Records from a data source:

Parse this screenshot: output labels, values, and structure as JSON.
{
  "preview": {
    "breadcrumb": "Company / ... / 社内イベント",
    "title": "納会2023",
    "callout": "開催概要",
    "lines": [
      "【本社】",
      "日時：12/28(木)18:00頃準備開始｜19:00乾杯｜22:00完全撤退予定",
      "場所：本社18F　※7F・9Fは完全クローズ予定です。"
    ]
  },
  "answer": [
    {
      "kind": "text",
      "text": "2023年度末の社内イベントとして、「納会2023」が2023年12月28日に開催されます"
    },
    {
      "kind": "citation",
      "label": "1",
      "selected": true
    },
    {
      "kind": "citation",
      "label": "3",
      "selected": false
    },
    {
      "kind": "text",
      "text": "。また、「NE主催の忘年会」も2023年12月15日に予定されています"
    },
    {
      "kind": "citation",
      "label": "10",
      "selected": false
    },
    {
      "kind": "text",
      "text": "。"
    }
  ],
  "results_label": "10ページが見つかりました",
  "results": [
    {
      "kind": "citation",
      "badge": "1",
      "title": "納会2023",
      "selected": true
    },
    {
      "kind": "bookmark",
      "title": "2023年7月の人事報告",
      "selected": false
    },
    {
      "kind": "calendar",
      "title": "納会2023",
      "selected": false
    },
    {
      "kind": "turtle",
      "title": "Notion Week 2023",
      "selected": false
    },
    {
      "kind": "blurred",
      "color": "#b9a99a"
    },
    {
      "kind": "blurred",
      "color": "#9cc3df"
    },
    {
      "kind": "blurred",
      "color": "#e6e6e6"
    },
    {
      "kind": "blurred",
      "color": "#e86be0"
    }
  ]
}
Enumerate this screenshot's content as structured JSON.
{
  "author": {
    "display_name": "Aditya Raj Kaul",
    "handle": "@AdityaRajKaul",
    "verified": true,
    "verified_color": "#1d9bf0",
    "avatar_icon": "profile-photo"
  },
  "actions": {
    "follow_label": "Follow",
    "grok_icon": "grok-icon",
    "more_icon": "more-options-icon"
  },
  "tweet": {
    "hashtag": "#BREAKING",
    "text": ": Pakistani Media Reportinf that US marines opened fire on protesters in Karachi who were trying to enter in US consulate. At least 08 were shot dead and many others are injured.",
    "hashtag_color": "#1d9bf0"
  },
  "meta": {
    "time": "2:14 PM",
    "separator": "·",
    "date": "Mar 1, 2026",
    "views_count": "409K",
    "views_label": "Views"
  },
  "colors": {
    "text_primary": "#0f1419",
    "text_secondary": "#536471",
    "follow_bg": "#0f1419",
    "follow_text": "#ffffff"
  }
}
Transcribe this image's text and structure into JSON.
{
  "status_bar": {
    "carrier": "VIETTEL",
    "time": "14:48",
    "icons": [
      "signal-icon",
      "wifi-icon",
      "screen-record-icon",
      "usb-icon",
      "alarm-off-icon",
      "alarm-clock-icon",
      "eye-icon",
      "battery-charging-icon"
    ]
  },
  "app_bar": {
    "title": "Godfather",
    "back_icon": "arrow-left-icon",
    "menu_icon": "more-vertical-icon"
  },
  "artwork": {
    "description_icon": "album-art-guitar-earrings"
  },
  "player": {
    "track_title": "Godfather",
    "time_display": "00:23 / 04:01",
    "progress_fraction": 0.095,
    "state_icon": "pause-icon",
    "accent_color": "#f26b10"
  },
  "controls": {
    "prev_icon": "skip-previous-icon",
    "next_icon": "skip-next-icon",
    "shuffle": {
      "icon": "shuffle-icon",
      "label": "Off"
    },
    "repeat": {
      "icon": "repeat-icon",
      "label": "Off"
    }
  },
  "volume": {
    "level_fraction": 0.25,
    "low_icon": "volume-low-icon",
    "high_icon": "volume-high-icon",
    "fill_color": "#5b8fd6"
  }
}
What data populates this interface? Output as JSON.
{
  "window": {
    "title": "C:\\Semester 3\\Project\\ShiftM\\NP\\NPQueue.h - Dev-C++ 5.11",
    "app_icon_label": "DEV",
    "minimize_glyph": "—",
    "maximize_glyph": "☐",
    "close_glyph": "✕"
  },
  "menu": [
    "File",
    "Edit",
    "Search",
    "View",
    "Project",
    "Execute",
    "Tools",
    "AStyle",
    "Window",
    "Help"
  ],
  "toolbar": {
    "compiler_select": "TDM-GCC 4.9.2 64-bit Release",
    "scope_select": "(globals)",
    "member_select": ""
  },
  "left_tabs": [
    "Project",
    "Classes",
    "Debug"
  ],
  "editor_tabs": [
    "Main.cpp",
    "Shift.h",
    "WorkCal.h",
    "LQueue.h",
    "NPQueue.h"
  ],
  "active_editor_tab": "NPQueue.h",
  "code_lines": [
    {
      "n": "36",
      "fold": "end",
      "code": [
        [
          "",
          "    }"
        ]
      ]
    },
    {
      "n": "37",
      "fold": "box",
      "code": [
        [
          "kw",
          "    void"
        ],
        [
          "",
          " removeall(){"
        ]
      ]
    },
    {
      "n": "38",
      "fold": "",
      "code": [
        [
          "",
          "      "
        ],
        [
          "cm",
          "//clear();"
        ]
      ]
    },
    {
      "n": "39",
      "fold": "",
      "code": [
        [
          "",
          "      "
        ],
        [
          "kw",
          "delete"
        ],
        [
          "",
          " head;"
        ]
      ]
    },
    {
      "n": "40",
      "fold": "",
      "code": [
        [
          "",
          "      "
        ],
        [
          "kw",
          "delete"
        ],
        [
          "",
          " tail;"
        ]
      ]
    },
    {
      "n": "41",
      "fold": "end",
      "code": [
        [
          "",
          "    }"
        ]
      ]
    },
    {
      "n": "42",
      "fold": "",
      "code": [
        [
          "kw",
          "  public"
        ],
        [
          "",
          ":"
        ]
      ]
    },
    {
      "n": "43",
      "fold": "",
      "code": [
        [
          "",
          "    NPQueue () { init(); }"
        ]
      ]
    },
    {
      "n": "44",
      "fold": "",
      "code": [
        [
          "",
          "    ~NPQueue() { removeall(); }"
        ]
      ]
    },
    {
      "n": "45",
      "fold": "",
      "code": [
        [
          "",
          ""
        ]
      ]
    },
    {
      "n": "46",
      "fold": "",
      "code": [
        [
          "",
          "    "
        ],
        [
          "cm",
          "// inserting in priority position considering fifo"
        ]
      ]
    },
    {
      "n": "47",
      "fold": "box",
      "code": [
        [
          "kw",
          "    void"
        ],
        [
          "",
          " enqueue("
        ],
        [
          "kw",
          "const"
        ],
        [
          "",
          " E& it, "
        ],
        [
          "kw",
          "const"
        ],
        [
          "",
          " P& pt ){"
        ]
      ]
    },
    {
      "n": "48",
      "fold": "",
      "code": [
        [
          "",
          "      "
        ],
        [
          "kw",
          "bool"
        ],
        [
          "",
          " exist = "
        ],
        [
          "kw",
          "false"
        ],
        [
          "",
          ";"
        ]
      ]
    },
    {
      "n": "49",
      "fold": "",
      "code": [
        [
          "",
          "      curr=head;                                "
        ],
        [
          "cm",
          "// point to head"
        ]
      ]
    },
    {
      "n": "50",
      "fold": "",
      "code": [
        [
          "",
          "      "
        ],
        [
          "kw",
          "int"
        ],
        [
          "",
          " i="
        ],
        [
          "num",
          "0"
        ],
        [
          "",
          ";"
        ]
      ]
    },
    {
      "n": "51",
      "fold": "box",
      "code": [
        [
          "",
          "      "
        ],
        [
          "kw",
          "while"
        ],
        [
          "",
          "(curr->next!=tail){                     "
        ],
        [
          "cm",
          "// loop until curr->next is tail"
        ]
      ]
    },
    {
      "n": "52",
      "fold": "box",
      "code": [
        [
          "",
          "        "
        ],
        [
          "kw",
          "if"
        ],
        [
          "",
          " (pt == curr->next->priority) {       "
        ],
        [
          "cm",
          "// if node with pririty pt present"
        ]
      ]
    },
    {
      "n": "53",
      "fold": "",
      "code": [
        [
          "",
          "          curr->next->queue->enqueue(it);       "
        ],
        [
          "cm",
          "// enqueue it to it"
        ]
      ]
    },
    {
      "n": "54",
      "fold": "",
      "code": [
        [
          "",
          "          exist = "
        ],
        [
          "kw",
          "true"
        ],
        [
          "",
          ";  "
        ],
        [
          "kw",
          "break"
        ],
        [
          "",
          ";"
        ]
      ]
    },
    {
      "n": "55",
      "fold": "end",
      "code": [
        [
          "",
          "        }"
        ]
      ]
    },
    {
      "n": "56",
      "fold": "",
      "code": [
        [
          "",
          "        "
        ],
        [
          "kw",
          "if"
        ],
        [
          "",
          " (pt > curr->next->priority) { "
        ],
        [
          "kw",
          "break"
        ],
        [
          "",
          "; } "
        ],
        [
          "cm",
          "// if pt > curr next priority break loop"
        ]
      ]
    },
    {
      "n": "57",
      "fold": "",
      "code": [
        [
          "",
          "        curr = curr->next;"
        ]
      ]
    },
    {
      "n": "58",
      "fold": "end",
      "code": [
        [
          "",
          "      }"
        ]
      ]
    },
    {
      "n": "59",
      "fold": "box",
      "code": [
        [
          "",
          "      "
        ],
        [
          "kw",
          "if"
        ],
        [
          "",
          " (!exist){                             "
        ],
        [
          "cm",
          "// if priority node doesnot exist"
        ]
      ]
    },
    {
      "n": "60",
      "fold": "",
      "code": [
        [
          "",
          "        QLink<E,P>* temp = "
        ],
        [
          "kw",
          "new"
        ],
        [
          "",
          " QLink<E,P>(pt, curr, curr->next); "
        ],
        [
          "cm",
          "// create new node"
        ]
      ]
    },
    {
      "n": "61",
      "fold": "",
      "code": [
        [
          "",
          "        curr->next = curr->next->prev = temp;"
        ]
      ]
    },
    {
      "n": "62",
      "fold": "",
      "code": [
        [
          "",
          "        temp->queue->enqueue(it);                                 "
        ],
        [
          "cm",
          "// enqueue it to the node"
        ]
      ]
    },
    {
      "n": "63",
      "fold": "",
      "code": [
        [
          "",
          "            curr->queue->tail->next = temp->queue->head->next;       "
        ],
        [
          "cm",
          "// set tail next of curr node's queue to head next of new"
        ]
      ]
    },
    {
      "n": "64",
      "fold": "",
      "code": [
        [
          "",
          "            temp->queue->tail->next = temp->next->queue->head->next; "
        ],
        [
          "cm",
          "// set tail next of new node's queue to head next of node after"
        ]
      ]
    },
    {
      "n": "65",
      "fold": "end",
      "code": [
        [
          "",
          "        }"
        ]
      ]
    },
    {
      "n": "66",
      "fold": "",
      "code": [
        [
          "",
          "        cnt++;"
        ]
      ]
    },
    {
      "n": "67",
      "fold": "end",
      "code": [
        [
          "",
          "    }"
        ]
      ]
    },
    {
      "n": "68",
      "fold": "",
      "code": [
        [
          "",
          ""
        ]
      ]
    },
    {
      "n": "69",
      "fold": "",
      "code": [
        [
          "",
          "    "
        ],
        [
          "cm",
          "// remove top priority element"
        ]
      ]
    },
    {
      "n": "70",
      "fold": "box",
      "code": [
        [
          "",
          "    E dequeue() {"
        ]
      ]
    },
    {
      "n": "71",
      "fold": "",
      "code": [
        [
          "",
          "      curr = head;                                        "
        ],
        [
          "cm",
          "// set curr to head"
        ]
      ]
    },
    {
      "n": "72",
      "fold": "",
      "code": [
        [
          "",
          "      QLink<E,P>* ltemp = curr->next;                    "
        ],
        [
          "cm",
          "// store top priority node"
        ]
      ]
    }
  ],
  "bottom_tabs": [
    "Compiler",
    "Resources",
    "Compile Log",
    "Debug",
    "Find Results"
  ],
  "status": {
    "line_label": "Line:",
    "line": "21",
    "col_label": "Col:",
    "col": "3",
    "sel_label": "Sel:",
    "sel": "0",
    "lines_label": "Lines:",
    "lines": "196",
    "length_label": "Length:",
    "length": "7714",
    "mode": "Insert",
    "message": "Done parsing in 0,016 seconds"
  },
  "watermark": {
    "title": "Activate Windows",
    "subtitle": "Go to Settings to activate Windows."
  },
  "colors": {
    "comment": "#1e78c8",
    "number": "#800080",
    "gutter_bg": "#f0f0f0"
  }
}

PROBLEM TO WORK ON:
Extract all lines from the data in which "head" is found.

RESPONSE:
          " head;"
          "      curr=head;                                "
          "// point to head"
          "            curr->queue->tail->next = temp->queue->head->next;       "
          "// set tail next of curr node's queue to head next of new"
          "            temp->queue->tail->next = temp->next->queue->head->next; "
          "// set tail next of new node's queue to head next of node after"
          "      curr = head;                                        "
          "// set curr to head"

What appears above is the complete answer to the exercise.